** Start **

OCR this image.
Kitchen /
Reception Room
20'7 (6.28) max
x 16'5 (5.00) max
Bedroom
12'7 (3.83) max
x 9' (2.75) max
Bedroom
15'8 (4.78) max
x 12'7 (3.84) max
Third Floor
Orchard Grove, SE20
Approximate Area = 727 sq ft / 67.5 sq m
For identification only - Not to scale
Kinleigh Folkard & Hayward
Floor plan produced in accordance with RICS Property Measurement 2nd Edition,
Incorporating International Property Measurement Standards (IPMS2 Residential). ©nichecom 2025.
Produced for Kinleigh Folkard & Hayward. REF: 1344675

** End **

§ **EXERCISE REQUIREMENTS**:
Using the data above, reproduce every line exactly.

§ **RESPONSE TO THIS EXERCISE**:
OCR this image.
Kitchen /
Reception Room
20'7 (6.28) max
x 16'5 (5.00) max
Bedroom
12'7 (3.83) max
x 9' (2.75) max
Bedroom
15'8 (4.78) max
x 12'7 (3.84) max
Third Floor
Orchard Grove, SE20
Approximate Area = 727 sq ft / 67.5 sq m
For identification only - Not to scale
Kinleigh Folkard & Hayward
Floor plan produced in accordance with RICS Property Measurement 2nd Edition,
Incorporating International Property Measurement Standards (IPMS2 Residential). ©nichecom 2025.
Produced for Kinleigh Folkard & Hayward. REF: 1344675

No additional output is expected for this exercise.